Copy out every line that contains "действие".

┄┄┄┄┄┄

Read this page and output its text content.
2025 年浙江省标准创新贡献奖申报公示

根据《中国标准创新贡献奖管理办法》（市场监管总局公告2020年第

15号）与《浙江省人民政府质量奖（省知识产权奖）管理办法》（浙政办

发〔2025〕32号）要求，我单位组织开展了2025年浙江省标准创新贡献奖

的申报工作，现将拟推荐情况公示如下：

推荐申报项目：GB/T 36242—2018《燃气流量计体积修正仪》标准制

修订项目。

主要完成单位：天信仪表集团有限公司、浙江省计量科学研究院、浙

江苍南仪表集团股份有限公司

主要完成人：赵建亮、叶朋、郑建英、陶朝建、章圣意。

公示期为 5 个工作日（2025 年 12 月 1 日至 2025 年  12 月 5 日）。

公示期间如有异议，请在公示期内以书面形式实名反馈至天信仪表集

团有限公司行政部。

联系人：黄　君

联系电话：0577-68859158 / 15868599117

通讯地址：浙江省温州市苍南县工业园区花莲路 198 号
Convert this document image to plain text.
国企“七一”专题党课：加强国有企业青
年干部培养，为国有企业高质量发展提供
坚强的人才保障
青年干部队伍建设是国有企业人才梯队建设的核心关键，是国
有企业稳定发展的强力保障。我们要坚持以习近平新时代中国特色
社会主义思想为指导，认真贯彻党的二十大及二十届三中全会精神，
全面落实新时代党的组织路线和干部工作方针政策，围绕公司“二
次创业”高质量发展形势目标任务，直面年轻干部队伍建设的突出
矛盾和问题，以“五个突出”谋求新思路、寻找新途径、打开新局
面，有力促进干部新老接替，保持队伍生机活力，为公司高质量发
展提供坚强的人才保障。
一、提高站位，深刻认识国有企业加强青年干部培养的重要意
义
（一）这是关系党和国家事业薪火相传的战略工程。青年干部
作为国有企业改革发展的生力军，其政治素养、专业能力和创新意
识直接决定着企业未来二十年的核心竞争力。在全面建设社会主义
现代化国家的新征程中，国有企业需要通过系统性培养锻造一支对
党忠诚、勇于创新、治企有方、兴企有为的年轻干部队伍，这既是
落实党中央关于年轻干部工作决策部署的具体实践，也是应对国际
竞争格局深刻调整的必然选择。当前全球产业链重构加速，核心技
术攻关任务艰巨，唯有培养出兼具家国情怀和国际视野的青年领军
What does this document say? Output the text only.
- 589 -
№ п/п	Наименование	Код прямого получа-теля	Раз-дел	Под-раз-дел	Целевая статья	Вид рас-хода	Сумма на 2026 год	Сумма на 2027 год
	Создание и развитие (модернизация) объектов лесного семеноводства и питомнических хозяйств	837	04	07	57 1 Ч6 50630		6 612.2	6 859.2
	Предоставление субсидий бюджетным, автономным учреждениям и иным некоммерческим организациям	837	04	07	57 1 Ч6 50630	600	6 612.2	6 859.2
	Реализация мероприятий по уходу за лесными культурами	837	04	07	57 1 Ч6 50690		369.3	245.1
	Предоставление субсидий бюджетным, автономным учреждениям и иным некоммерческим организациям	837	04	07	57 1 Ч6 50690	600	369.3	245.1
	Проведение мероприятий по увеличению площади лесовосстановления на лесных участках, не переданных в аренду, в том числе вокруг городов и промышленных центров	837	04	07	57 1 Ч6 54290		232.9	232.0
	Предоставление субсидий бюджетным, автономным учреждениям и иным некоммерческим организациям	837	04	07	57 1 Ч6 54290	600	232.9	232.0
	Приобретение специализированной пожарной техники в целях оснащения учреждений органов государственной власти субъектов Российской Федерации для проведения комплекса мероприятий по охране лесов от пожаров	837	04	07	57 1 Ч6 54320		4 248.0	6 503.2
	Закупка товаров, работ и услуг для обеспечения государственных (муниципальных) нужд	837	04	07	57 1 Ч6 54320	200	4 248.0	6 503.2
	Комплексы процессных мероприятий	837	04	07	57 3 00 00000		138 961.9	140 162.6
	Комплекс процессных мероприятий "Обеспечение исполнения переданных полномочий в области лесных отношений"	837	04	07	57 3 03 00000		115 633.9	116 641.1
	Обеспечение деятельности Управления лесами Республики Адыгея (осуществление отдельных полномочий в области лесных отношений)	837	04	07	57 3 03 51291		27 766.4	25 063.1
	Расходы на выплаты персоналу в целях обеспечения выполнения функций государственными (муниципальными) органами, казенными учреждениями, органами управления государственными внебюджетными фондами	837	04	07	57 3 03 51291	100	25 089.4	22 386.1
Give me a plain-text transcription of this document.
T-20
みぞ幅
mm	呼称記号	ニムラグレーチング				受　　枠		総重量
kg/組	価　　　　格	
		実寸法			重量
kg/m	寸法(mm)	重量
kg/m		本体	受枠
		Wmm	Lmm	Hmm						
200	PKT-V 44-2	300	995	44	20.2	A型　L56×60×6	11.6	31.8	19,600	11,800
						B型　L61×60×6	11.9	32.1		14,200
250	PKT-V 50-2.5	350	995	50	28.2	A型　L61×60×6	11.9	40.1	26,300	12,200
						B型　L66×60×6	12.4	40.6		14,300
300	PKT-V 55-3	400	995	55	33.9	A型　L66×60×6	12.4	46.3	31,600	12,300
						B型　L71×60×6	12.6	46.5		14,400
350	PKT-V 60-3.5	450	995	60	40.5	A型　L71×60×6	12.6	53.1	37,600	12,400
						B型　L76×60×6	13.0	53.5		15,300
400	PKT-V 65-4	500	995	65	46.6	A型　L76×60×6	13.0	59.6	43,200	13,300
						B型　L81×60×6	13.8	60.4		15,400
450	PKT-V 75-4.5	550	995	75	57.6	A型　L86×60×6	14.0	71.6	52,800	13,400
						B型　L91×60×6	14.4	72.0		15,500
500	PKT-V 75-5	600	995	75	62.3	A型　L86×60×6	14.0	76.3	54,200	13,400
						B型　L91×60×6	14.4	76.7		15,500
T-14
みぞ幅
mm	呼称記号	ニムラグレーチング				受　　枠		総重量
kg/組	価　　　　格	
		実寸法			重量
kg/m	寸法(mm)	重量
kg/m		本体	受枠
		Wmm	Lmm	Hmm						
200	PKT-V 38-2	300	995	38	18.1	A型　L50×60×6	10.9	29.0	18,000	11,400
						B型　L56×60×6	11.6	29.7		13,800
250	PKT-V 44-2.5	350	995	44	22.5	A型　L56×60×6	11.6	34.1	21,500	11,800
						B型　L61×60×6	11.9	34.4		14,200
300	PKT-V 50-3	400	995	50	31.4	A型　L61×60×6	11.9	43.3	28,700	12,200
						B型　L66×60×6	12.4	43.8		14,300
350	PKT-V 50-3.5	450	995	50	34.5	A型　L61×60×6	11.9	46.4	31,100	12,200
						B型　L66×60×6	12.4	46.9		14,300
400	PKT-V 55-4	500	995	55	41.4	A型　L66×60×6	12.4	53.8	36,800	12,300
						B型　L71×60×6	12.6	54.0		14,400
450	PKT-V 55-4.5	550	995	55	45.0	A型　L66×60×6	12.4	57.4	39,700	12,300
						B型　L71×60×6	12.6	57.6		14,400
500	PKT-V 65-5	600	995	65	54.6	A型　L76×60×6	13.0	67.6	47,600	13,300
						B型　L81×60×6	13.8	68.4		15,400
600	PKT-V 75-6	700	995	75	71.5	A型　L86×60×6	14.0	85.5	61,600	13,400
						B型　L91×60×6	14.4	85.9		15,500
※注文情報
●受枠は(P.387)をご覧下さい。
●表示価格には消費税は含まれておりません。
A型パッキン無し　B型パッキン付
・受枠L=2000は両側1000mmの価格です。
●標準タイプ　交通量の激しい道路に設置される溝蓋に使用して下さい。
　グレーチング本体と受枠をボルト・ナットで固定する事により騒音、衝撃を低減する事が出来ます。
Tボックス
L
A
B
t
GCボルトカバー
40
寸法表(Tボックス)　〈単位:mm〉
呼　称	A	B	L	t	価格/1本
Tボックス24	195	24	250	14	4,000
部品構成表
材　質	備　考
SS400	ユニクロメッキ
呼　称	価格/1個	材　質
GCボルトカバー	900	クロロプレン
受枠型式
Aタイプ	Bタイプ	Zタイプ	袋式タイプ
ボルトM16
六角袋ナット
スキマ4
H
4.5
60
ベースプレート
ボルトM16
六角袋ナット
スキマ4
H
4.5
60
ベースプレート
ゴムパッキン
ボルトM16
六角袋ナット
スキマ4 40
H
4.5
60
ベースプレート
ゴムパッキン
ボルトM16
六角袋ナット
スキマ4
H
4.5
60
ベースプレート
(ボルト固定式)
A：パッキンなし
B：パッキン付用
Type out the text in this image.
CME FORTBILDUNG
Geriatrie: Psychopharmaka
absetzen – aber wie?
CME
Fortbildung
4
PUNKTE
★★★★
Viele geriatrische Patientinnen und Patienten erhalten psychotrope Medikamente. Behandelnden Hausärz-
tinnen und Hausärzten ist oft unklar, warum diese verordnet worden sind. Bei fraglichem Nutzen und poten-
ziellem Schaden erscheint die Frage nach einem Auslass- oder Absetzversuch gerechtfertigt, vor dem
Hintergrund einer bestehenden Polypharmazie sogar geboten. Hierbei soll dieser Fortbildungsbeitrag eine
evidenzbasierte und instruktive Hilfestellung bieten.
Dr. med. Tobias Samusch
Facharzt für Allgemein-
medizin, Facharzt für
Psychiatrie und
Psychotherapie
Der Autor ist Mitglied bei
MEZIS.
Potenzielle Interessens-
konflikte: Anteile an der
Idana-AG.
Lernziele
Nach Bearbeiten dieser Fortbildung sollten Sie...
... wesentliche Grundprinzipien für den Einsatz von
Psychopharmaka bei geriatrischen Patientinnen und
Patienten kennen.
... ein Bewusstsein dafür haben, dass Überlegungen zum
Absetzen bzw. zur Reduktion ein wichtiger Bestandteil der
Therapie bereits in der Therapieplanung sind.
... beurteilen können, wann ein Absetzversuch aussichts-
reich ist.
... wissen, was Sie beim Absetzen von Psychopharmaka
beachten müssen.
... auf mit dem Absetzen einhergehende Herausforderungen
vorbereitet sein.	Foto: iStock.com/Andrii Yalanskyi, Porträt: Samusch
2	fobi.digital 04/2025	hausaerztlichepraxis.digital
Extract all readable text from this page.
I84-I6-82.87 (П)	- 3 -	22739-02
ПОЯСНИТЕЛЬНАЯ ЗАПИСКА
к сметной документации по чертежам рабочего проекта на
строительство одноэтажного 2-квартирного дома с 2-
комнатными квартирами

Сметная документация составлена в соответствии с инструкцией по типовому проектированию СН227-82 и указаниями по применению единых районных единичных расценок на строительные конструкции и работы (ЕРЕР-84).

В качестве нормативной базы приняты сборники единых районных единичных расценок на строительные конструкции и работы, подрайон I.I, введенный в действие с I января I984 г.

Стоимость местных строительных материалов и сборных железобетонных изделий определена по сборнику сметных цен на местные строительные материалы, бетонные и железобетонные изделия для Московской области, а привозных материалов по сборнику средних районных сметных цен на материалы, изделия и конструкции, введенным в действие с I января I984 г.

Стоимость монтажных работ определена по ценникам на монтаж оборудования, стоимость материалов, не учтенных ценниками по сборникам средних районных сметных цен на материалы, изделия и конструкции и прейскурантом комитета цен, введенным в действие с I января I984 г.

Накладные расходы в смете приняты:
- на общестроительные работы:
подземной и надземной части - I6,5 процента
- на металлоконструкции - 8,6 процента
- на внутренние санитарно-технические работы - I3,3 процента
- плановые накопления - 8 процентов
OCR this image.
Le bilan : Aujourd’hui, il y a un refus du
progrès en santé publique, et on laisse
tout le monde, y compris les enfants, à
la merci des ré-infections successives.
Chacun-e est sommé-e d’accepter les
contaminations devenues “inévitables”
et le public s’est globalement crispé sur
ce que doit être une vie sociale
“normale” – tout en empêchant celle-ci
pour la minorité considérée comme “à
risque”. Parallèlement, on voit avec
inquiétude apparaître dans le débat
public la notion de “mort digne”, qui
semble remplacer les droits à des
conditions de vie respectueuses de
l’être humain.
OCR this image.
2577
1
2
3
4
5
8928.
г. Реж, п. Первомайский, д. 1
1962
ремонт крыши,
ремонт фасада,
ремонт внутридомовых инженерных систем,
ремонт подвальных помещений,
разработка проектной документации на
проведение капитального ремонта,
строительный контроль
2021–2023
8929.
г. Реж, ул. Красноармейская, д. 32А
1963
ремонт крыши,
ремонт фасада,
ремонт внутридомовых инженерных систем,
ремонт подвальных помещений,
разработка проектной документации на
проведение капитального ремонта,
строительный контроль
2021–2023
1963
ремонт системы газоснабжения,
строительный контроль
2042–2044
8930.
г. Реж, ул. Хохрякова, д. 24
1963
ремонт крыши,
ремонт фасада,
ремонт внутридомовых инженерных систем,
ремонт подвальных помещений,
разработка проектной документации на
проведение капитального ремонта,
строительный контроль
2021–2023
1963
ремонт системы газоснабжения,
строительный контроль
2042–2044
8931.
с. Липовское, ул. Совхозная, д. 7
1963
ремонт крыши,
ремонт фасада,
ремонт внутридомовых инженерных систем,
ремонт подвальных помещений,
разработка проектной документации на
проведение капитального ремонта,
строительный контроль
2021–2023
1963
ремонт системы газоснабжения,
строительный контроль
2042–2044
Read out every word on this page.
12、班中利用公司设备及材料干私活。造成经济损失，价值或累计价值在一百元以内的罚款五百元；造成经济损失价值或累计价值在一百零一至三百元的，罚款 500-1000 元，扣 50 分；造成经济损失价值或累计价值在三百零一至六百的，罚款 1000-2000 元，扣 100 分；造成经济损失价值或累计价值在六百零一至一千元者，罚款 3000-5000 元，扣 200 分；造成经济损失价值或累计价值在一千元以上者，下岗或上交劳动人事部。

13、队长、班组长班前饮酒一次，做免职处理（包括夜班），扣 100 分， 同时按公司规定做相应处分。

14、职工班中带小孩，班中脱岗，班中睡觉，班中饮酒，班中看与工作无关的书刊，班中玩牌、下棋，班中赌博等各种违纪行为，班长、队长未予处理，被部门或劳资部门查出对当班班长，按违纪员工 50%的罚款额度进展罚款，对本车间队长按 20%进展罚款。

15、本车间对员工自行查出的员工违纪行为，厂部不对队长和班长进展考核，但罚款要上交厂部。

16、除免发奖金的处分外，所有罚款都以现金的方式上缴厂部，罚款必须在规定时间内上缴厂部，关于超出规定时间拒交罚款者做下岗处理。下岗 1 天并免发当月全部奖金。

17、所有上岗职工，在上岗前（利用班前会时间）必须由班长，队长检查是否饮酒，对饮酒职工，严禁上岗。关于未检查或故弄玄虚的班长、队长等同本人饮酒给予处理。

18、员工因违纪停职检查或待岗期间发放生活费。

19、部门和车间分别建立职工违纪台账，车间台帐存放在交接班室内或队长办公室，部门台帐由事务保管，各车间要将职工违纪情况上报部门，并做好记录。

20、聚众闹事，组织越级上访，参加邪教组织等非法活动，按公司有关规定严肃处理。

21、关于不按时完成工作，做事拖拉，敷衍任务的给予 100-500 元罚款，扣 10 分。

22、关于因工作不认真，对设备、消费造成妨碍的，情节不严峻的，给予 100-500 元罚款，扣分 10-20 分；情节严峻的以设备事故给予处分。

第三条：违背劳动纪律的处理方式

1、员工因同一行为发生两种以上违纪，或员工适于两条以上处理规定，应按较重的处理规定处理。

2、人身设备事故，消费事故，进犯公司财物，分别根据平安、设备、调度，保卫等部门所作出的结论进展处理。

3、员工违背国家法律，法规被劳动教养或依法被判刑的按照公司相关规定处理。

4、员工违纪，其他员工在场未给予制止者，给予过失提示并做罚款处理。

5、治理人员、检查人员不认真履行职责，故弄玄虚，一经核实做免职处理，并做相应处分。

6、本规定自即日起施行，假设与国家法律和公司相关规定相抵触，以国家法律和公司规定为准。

┄┄┄┄┄┄

◆ ANSWER TO THIS EXERCISE:
В качестве нормативной базы приняты сборники единых районных единичных расценок на строительные конструкции и работы, подрайон I.I, введенный в действие с I января I984 г.
Стоимость местных строительных материалов и сборных железобетонных изделий определена по сборнику сметных цен на местные строительные материалы, бетонные и железобетонные изделия для Московской области, а привозных материалов по сборнику средних районных сметных цен на материалы, изделия и конструкции, введенным в действие с I января I984 г.
Стоимость монтажных работ определена по ценникам на монтаж оборудования, стоимость материалов, не учтенных ценниками по сборникам средних районных сметных цен на материалы, изделия и конструкции и прейскурантом комитета цен, введенным в действие с I января I984 г.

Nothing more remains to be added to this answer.